EXTRAIT SOURCE:
::::::::::

Linutop à l'air pas mal, mais je pense qu'il sera trop limite ..   Java (JBoss) + X + Firefox + audacious + ftp + ssh + dns + dhcp + samba + cacti (à remplacer par ntop un jour ...) ... ca fait plus que 512 de ram pour une utilisation souple et niveau processeur, j'ose pas y penser vu que je vais y mettre une Gentoo qui devra compiler tout :s

De plus, la clé est trop légère  :Sad:  et y a qu'un seul port ethernet :s

Il n'y aurais pas un tableau de comparaison de puissance des processeurs avec aussi une explication sur les pertes que pourrais engendrer les alimentations ATX ou autre ?

Honetement, je préfèrerais prendre un Intel Core 2 machin chose (qui descend bas en fréquence mais est capable de monter haut) histoire de pas passer 3 jours à mettre à jour la gentoo  :Wink: 

----------

## loopx

t1, je parviens pas à trouver la consomation d'un processeur P3 500Mhz !!!!

C'est simplement pour répondre à cette très simple question: un Intel Core 2 consome t'il plus ou moins que mon bon vieux P3 500 ???

----------

## Jacqueline

 *loopx wrote:*   

> Linutop à l'air pas mal, mais je pense qu'il sera trop limite ..   Java (JBoss) + X + Firefox + audacious + ftp + ssh + dns + dhcp + samba + cacti (à remplacer par ntop un jour ...) ... ca fait plus que 512 de ram pour une utilisation souple et niveau processeur, j'ose pas y penser vu que je vais y mettre une Gentoo qui devra compiler tout :s 

 

 Faut compiler chez les autres   :Laughing:   ( dapsaille a parle de distcc)

::::::::::

DONNÉES EXTRAITES:
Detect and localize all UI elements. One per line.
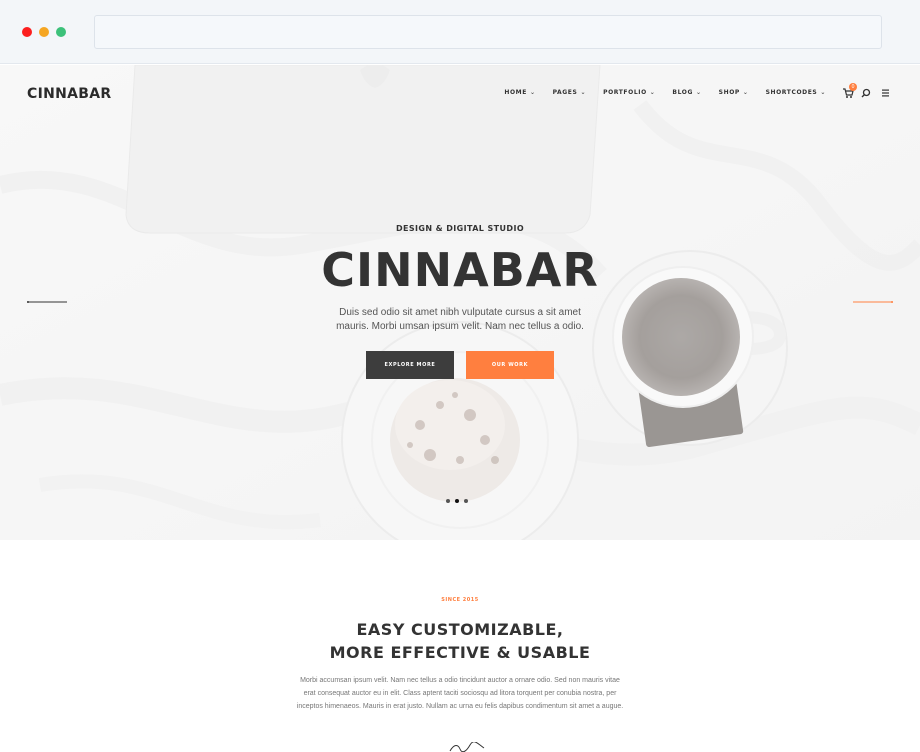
nav-item-label: SHORTCODES xyxy=(765,89,818,96)
nav-item-home[interactable]: HOME ⌄ xyxy=(504,89,535,96)
hamburger-menu-icon[interactable] xyxy=(881,89,891,97)
chevron-down-icon: ⌄ xyxy=(820,89,826,96)
nav-item-label: PORTFOLIO xyxy=(603,89,647,96)
search-icon[interactable] xyxy=(861,88,871,98)
since-label: SINCE 2015 xyxy=(441,597,479,603)
site-logo[interactable]: CINNABAR xyxy=(27,86,111,102)
nav-item-label: PAGES xyxy=(552,89,578,96)
hero-background-image xyxy=(0,65,920,540)
section-description: Morbi accumsan ipsum velit. Nam nec tell… xyxy=(296,677,624,710)
chevron-down-icon: ⌄ xyxy=(580,89,587,96)
nav-item-portfolio[interactable]: PORTFOLIO ⌄ xyxy=(603,89,655,96)
signature-icon xyxy=(449,742,485,752)
slide-dot[interactable] xyxy=(446,499,450,503)
minimize-window-button[interactable] xyxy=(39,27,49,37)
hero-subtitle: DESIGN & DIGITAL STUDIO xyxy=(395,224,525,233)
nav-item-label: SHOP xyxy=(718,89,740,96)
chevron-down-icon: ⌄ xyxy=(742,89,749,96)
address-bar[interactable] xyxy=(94,15,882,49)
main-nav: HOME ⌄ PAGES ⌄ PORTFOLIO ⌄ BLOG ⌄ SHOP ⌄ SHOR… xyxy=(487,89,826,96)
slide-dot-active[interactable] xyxy=(455,499,459,503)
our-work-button[interactable]: OUR WORK xyxy=(466,351,554,379)
next-slide-arrow-icon[interactable] xyxy=(853,301,893,303)
explore-more-button[interactable]: EXPLORE MORE xyxy=(366,351,454,379)
hero-title: CINNABAR xyxy=(321,243,599,297)
slider-pagination xyxy=(446,499,476,505)
nav-item-label: BLOG xyxy=(672,89,694,96)
nav-item-shop[interactable]: SHOP ⌄ xyxy=(719,89,749,96)
chevron-down-icon: ⌄ xyxy=(696,89,702,96)
hero-slider: CINNABAR HOME ⌄ PAGES ⌄ PORTFOLIO ⌄ BLOG ⌄ S… xyxy=(0,65,920,540)
nav-item-shortcodes[interactable]: SHORTCODES ⌄ xyxy=(766,89,826,96)
slide-dot[interactable] xyxy=(464,499,468,503)
nav-item-label: HOME xyxy=(504,89,527,96)
hero-description: Duis sed odio sit amet nibh vulputate cu… xyxy=(336,307,584,332)
nav-item-pages[interactable]: PAGES ⌄ xyxy=(553,89,586,96)
section-title-line-1: EASY CUSTOMIZABLE, xyxy=(356,620,564,639)
close-window-button[interactable] xyxy=(22,27,32,37)
chevron-down-icon: ⌄ xyxy=(649,89,656,96)
header-icons: 0 xyxy=(834,83,894,101)
section-title: EASY CUSTOMIZABLE, MORE EFFECTIVE & USAB… xyxy=(0,618,920,664)
browser-chrome xyxy=(0,0,920,64)
maximize-window-button[interactable] xyxy=(56,27,66,37)
nav-item-blog[interactable]: BLOG ⌄ xyxy=(672,89,701,96)
chevron-down-icon: ⌄ xyxy=(529,89,536,96)
previous-slide-arrow-icon[interactable] xyxy=(27,301,67,303)
cart-count-badge: 0 xyxy=(849,83,857,91)
section-title-line-2: MORE EFFECTIVE & USABLE xyxy=(329,643,591,662)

::::::::::

EXERCICE À FAIRE 1:
D'après l'extrait sur Linutop, quelle distribution doit être installée sur la machine ?
EXERCICE À FAIRE 2:
Transcrivez fidèlement le passage de l'extrait sur Linutop allant de « Honetement, je préfèrerais » jusqu'à « P3 500Mhz !!!! » inclus.
Le matériel placé après l'extrait n'a aucun lien avec celui-ci.

RÉPONSE COMPLÈTE 1:
Une Gentoo, qui devra tout compiler.

RÉPONSE COMPLÈTE 2:
Honetement, je préfèrerais prendre un Intel Core 2 machin chose (qui descend bas en fréquence mais est capable de monter haut) histoire de pas passer 3 jours à mettre à jour la gentoo  :Wink: 

----------

## loopx

t1, je parviens pas à trouver la consomation d'un processeur P3 500Mhz !!!!